WORK INSTRUCTIONS: Spot each line in the records below where the word "JSON" occurs, then copy it.

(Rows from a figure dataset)
--- Begin ---

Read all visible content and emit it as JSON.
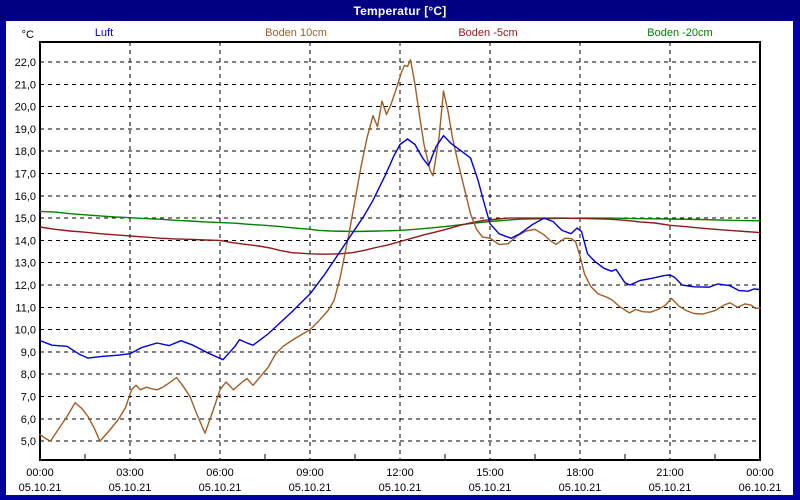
{
  "window": {
    "title": "Temperatur [°C]"
  },
  "colors": {
    "titlebar_bg": "#000080",
    "window_border": "#0000a0",
    "plot_bg": "#ffffff",
    "grid": "#000000",
    "frame": "#000000",
    "luft": "#0000cc",
    "boden10": "#9e5f2a",
    "boden5": "#8b1a1a",
    "boden20": "#008000"
  },
  "chart_data": {
    "type": "line",
    "title": "Temperatur [°C]",
    "ylabel": "°C",
    "grid": "dashed",
    "legend_position": "top",
    "xlim_hours": [
      0,
      24
    ],
    "ylim": [
      4.15,
      22.9
    ],
    "yticks": [
      {
        "v": 22,
        "label": "22,0"
      },
      {
        "v": 21,
        "label": "21,0"
      },
      {
        "v": 20,
        "label": "20,0"
      },
      {
        "v": 19,
        "label": "19,0"
      },
      {
        "v": 18,
        "label": "18,0"
      },
      {
        "v": 17,
        "label": "17,0"
      },
      {
        "v": 16,
        "label": "16,0"
      },
      {
        "v": 15,
        "label": "15,0"
      },
      {
        "v": 14,
        "label": "14,0"
      },
      {
        "v": 13,
        "label": "13,0"
      },
      {
        "v": 12,
        "label": "12,0"
      },
      {
        "v": 11,
        "label": "11,0"
      },
      {
        "v": 10,
        "label": "10,0"
      },
      {
        "v": 9,
        "label": "9,0"
      },
      {
        "v": 8,
        "label": "8,0"
      },
      {
        "v": 7,
        "label": "7,0"
      },
      {
        "v": 6,
        "label": "6,0"
      },
      {
        "v": 5,
        "label": "5,0"
      }
    ],
    "xticks": [
      {
        "h": 0,
        "time": "00:00",
        "date": "05.10.21"
      },
      {
        "h": 3,
        "time": "03:00",
        "date": "05.10.21"
      },
      {
        "h": 6,
        "time": "06:00",
        "date": "05.10.21"
      },
      {
        "h": 9,
        "time": "09:00",
        "date": "05.10.21"
      },
      {
        "h": 12,
        "time": "12:00",
        "date": "05.10.21"
      },
      {
        "h": 15,
        "time": "15:00",
        "date": "05.10.21"
      },
      {
        "h": 18,
        "time": "18:00",
        "date": "05.10.21"
      },
      {
        "h": 21,
        "time": "21:00",
        "date": "05.10.21"
      },
      {
        "h": 24,
        "time": "00:00",
        "date": "06.10.21"
      }
    ],
    "series": [
      {
        "name": "Luft",
        "color": "#0000cc",
        "points": [
          [
            0,
            9.5
          ],
          [
            0.4,
            9.3
          ],
          [
            0.9,
            9.25
          ],
          [
            1.3,
            8.9
          ],
          [
            1.6,
            8.72
          ],
          [
            2.1,
            8.8
          ],
          [
            2.6,
            8.85
          ],
          [
            3.0,
            8.92
          ],
          [
            3.4,
            9.2
          ],
          [
            3.9,
            9.4
          ],
          [
            4.3,
            9.28
          ],
          [
            4.7,
            9.5
          ],
          [
            5.1,
            9.3
          ],
          [
            5.6,
            8.95
          ],
          [
            6.1,
            8.65
          ],
          [
            6.5,
            9.25
          ],
          [
            6.65,
            9.55
          ],
          [
            6.9,
            9.4
          ],
          [
            7.1,
            9.3
          ],
          [
            7.35,
            9.55
          ],
          [
            7.6,
            9.8
          ],
          [
            8.0,
            10.3
          ],
          [
            8.4,
            10.8
          ],
          [
            8.7,
            11.2
          ],
          [
            9.0,
            11.6
          ],
          [
            9.5,
            12.5
          ],
          [
            10.0,
            13.5
          ],
          [
            10.4,
            14.3
          ],
          [
            10.8,
            15.1
          ],
          [
            11.1,
            15.8
          ],
          [
            11.5,
            16.9
          ],
          [
            11.8,
            17.8
          ],
          [
            12.0,
            18.3
          ],
          [
            12.25,
            18.55
          ],
          [
            12.5,
            18.3
          ],
          [
            12.75,
            17.7
          ],
          [
            12.95,
            17.35
          ],
          [
            13.2,
            18.2
          ],
          [
            13.45,
            18.7
          ],
          [
            13.7,
            18.35
          ],
          [
            14.0,
            18.05
          ],
          [
            14.35,
            17.7
          ],
          [
            14.6,
            16.7
          ],
          [
            14.8,
            15.7
          ],
          [
            15.0,
            14.75
          ],
          [
            15.3,
            14.3
          ],
          [
            15.7,
            14.1
          ],
          [
            16.0,
            14.3
          ],
          [
            16.4,
            14.7
          ],
          [
            16.8,
            15.0
          ],
          [
            17.1,
            14.85
          ],
          [
            17.4,
            14.45
          ],
          [
            17.7,
            14.3
          ],
          [
            17.9,
            14.55
          ],
          [
            18.05,
            14.4
          ],
          [
            18.25,
            13.4
          ],
          [
            18.5,
            13.05
          ],
          [
            18.8,
            12.75
          ],
          [
            19.05,
            12.62
          ],
          [
            19.2,
            12.7
          ],
          [
            19.5,
            12.1
          ],
          [
            19.67,
            12.0
          ],
          [
            20.0,
            12.2
          ],
          [
            20.4,
            12.3
          ],
          [
            20.8,
            12.42
          ],
          [
            21.0,
            12.45
          ],
          [
            21.15,
            12.35
          ],
          [
            21.4,
            12.0
          ],
          [
            21.8,
            11.92
          ],
          [
            22.3,
            11.9
          ],
          [
            22.6,
            12.05
          ],
          [
            23.0,
            11.97
          ],
          [
            23.3,
            11.75
          ],
          [
            23.6,
            11.72
          ],
          [
            23.8,
            11.82
          ],
          [
            24,
            11.8
          ]
        ]
      },
      {
        "name": "Boden 10cm",
        "color": "#9e5f2a",
        "points": [
          [
            0,
            5.3
          ],
          [
            0.2,
            5.1
          ],
          [
            0.35,
            5.0
          ],
          [
            0.6,
            5.5
          ],
          [
            0.9,
            6.1
          ],
          [
            1.17,
            6.72
          ],
          [
            1.4,
            6.45
          ],
          [
            1.6,
            6.1
          ],
          [
            1.8,
            5.6
          ],
          [
            2.0,
            5.0
          ],
          [
            2.3,
            5.45
          ],
          [
            2.6,
            5.95
          ],
          [
            2.85,
            6.5
          ],
          [
            3.05,
            7.3
          ],
          [
            3.2,
            7.5
          ],
          [
            3.35,
            7.3
          ],
          [
            3.55,
            7.42
          ],
          [
            3.7,
            7.35
          ],
          [
            3.9,
            7.3
          ],
          [
            4.1,
            7.42
          ],
          [
            4.3,
            7.6
          ],
          [
            4.55,
            7.85
          ],
          [
            4.75,
            7.5
          ],
          [
            5.0,
            7.0
          ],
          [
            5.2,
            6.3
          ],
          [
            5.5,
            5.35
          ],
          [
            5.75,
            6.3
          ],
          [
            6.0,
            7.3
          ],
          [
            6.2,
            7.65
          ],
          [
            6.45,
            7.3
          ],
          [
            6.7,
            7.6
          ],
          [
            6.9,
            7.8
          ],
          [
            7.1,
            7.5
          ],
          [
            7.35,
            7.9
          ],
          [
            7.6,
            8.3
          ],
          [
            7.85,
            8.9
          ],
          [
            8.1,
            9.25
          ],
          [
            8.5,
            9.6
          ],
          [
            9.0,
            10.0
          ],
          [
            9.3,
            10.4
          ],
          [
            9.6,
            10.85
          ],
          [
            9.8,
            11.3
          ],
          [
            10.0,
            12.3
          ],
          [
            10.15,
            13.3
          ],
          [
            10.3,
            14.3
          ],
          [
            10.5,
            15.8
          ],
          [
            10.7,
            17.3
          ],
          [
            10.9,
            18.6
          ],
          [
            11.0,
            19.1
          ],
          [
            11.1,
            19.6
          ],
          [
            11.25,
            19.1
          ],
          [
            11.4,
            20.25
          ],
          [
            11.55,
            19.65
          ],
          [
            11.7,
            20.1
          ],
          [
            11.9,
            20.9
          ],
          [
            12.05,
            21.55
          ],
          [
            12.15,
            21.85
          ],
          [
            12.25,
            21.8
          ],
          [
            12.35,
            22.1
          ],
          [
            12.5,
            21.0
          ],
          [
            12.65,
            19.6
          ],
          [
            12.8,
            18.3
          ],
          [
            13.0,
            17.15
          ],
          [
            13.1,
            16.9
          ],
          [
            13.3,
            18.6
          ],
          [
            13.45,
            20.7
          ],
          [
            13.6,
            19.8
          ],
          [
            13.75,
            18.6
          ],
          [
            13.95,
            17.4
          ],
          [
            14.15,
            16.3
          ],
          [
            14.35,
            15.2
          ],
          [
            14.55,
            14.5
          ],
          [
            14.75,
            14.15
          ],
          [
            15.0,
            14.1
          ],
          [
            15.3,
            13.82
          ],
          [
            15.6,
            13.85
          ],
          [
            15.9,
            14.2
          ],
          [
            16.2,
            14.42
          ],
          [
            16.5,
            14.5
          ],
          [
            16.8,
            14.25
          ],
          [
            17.0,
            14.0
          ],
          [
            17.2,
            13.82
          ],
          [
            17.5,
            14.1
          ],
          [
            17.7,
            14.08
          ],
          [
            17.85,
            13.95
          ],
          [
            18.0,
            13.3
          ],
          [
            18.15,
            12.5
          ],
          [
            18.35,
            11.95
          ],
          [
            18.6,
            11.6
          ],
          [
            18.9,
            11.45
          ],
          [
            19.1,
            11.3
          ],
          [
            19.3,
            11.05
          ],
          [
            19.65,
            10.75
          ],
          [
            19.85,
            10.9
          ],
          [
            20.1,
            10.8
          ],
          [
            20.35,
            10.78
          ],
          [
            20.6,
            10.9
          ],
          [
            20.85,
            11.1
          ],
          [
            21.05,
            11.4
          ],
          [
            21.3,
            11.05
          ],
          [
            21.55,
            10.85
          ],
          [
            21.8,
            10.72
          ],
          [
            22.1,
            10.7
          ],
          [
            22.5,
            10.85
          ],
          [
            22.8,
            11.1
          ],
          [
            23.0,
            11.2
          ],
          [
            23.25,
            11.0
          ],
          [
            23.5,
            11.15
          ],
          [
            23.7,
            11.1
          ],
          [
            23.85,
            10.95
          ],
          [
            24,
            10.97
          ]
        ]
      },
      {
        "name": "Boden -5cm",
        "color": "#8b1a1a",
        "points": [
          [
            0,
            14.6
          ],
          [
            0.5,
            14.5
          ],
          [
            1.0,
            14.42
          ],
          [
            1.5,
            14.37
          ],
          [
            2.0,
            14.3
          ],
          [
            2.5,
            14.25
          ],
          [
            3.0,
            14.2
          ],
          [
            3.5,
            14.15
          ],
          [
            4.0,
            14.1
          ],
          [
            4.5,
            14.07
          ],
          [
            5.0,
            14.05
          ],
          [
            5.5,
            14.02
          ],
          [
            6.0,
            14.0
          ],
          [
            6.4,
            13.9
          ],
          [
            6.8,
            13.83
          ],
          [
            7.3,
            13.75
          ],
          [
            7.7,
            13.65
          ],
          [
            8.0,
            13.55
          ],
          [
            8.4,
            13.45
          ],
          [
            9.0,
            13.4
          ],
          [
            9.5,
            13.38
          ],
          [
            10.0,
            13.4
          ],
          [
            10.4,
            13.45
          ],
          [
            10.8,
            13.55
          ],
          [
            11.2,
            13.68
          ],
          [
            11.6,
            13.8
          ],
          [
            12.0,
            13.95
          ],
          [
            12.4,
            14.1
          ],
          [
            12.8,
            14.25
          ],
          [
            13.2,
            14.38
          ],
          [
            13.6,
            14.52
          ],
          [
            14.0,
            14.68
          ],
          [
            14.4,
            14.8
          ],
          [
            14.8,
            14.9
          ],
          [
            15.2,
            14.95
          ],
          [
            15.6,
            15.0
          ],
          [
            16.5,
            15.0
          ],
          [
            17.5,
            15.0
          ],
          [
            18.5,
            14.97
          ],
          [
            19.0,
            14.95
          ],
          [
            19.5,
            14.9
          ],
          [
            20.0,
            14.83
          ],
          [
            20.5,
            14.78
          ],
          [
            21.0,
            14.68
          ],
          [
            21.5,
            14.62
          ],
          [
            22.0,
            14.55
          ],
          [
            22.5,
            14.5
          ],
          [
            23.0,
            14.45
          ],
          [
            23.5,
            14.4
          ],
          [
            24,
            14.35
          ]
        ]
      },
      {
        "name": "Boden -20cm",
        "color": "#008000",
        "points": [
          [
            0,
            15.3
          ],
          [
            0.5,
            15.27
          ],
          [
            1.0,
            15.2
          ],
          [
            1.5,
            15.15
          ],
          [
            2.0,
            15.1
          ],
          [
            2.5,
            15.05
          ],
          [
            3.0,
            15.02
          ],
          [
            3.5,
            14.98
          ],
          [
            4.0,
            14.95
          ],
          [
            4.5,
            14.9
          ],
          [
            5.0,
            14.87
          ],
          [
            5.5,
            14.83
          ],
          [
            6.0,
            14.8
          ],
          [
            6.5,
            14.77
          ],
          [
            7.0,
            14.72
          ],
          [
            7.5,
            14.68
          ],
          [
            8.0,
            14.62
          ],
          [
            8.5,
            14.55
          ],
          [
            9.0,
            14.5
          ],
          [
            9.3,
            14.45
          ],
          [
            9.7,
            14.42
          ],
          [
            10.5,
            14.4
          ],
          [
            11.3,
            14.42
          ],
          [
            12.0,
            14.45
          ],
          [
            12.5,
            14.5
          ],
          [
            13.0,
            14.55
          ],
          [
            13.5,
            14.62
          ],
          [
            14.0,
            14.7
          ],
          [
            14.5,
            14.78
          ],
          [
            15.0,
            14.85
          ],
          [
            15.5,
            14.9
          ],
          [
            16.0,
            14.95
          ],
          [
            17.0,
            14.98
          ],
          [
            18.0,
            15.0
          ],
          [
            19.0,
            15.0
          ],
          [
            19.8,
            14.98
          ],
          [
            21.0,
            14.96
          ],
          [
            22.0,
            14.94
          ],
          [
            23.0,
            14.9
          ],
          [
            24,
            14.88
          ]
        ]
      }
    ]
  }
}
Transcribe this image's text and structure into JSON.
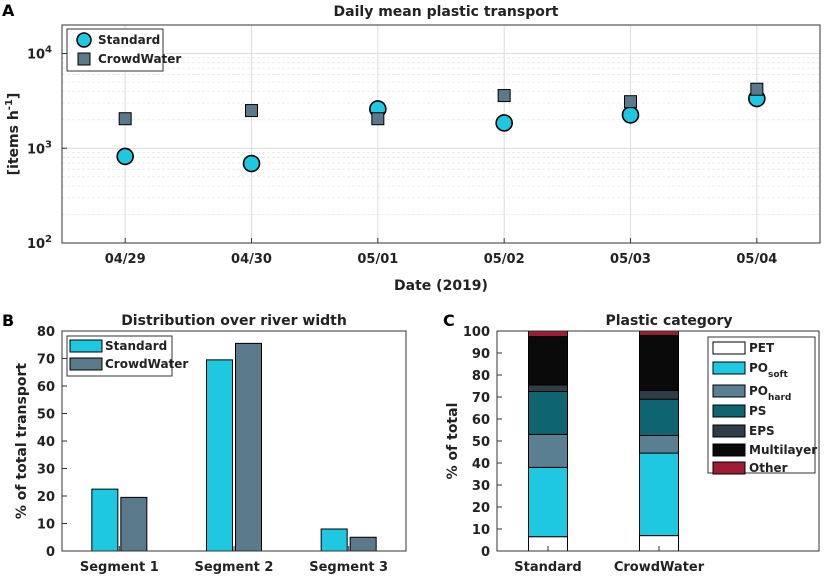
{
  "panels": {
    "a": "A",
    "b": "B",
    "c": "C"
  },
  "chart_data": [
    {
      "type": "scatter",
      "title": "Daily mean plastic transport",
      "xlabel": "Date (2019)",
      "ylabel_main": "[items h",
      "ylabel_sup": "-1",
      "ylabel_end": "]",
      "yscale": "log",
      "ylim": [
        100,
        20000
      ],
      "ytick_values": [
        100,
        1000,
        10000
      ],
      "ytick_base": "10",
      "ytick_exps": [
        "2",
        "3",
        "4"
      ],
      "categories": [
        "04/29",
        "04/30",
        "05/01",
        "05/02",
        "05/03",
        "05/04"
      ],
      "series": [
        {
          "name": "Standard",
          "color": "#1ec8e0",
          "marker": "circle",
          "values": [
            820,
            690,
            2600,
            1850,
            2250,
            3350
          ]
        },
        {
          "name": "CrowdWater",
          "color": "#5a7a8c",
          "marker": "square",
          "values": [
            2050,
            2500,
            2050,
            3600,
            3100,
            4200
          ]
        }
      ],
      "legend": "top-left"
    },
    {
      "type": "bar",
      "title": "Distribution over river width",
      "xlabel": "",
      "ylabel": "% of total transport",
      "ylim": [
        0,
        80
      ],
      "yticks": [
        "0",
        "10",
        "20",
        "30",
        "40",
        "50",
        "60",
        "70",
        "80"
      ],
      "categories": [
        "Segment 1",
        "Segment 2",
        "Segment 3"
      ],
      "series": [
        {
          "name": "Standard",
          "color": "#1ec8e0",
          "values": [
            22.5,
            69.5,
            8
          ]
        },
        {
          "name": "CrowdWater",
          "color": "#5a7a8c",
          "values": [
            19.5,
            75.5,
            5
          ]
        }
      ],
      "legend": "top-left"
    },
    {
      "type": "bar",
      "stacked": true,
      "title": "Plastic category",
      "xlabel": "",
      "ylabel": "% of total",
      "ylim": [
        0,
        100
      ],
      "yticks": [
        "0",
        "10",
        "20",
        "30",
        "40",
        "50",
        "60",
        "70",
        "80",
        "90",
        "100"
      ],
      "categories": [
        "Standard",
        "CrowdWater"
      ],
      "series": [
        {
          "name": "PET",
          "sub": "",
          "color": "#ffffff",
          "values": [
            6.5,
            7
          ]
        },
        {
          "name": "PO",
          "sub": "soft",
          "color": "#1ec8e0",
          "values": [
            31.5,
            37.5
          ]
        },
        {
          "name": "PO",
          "sub": "hard",
          "color": "#5a7f93",
          "values": [
            15,
            8
          ]
        },
        {
          "name": "PS",
          "sub": "",
          "color": "#0e6470",
          "values": [
            19.5,
            16.5
          ]
        },
        {
          "name": "EPS",
          "sub": "",
          "color": "#2e3d46",
          "values": [
            3,
            4
          ]
        },
        {
          "name": "Multilayer",
          "sub": "",
          "color": "#0a0a0a",
          "values": [
            22,
            25
          ]
        },
        {
          "name": "Other",
          "sub": "",
          "color": "#9e1d34",
          "values": [
            2.5,
            2
          ]
        }
      ],
      "legend": "right"
    }
  ]
}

--- End ---

THE REPLY:
Read all visible content and emit it as JSON.
Transcribe this image's text and structure into JSON.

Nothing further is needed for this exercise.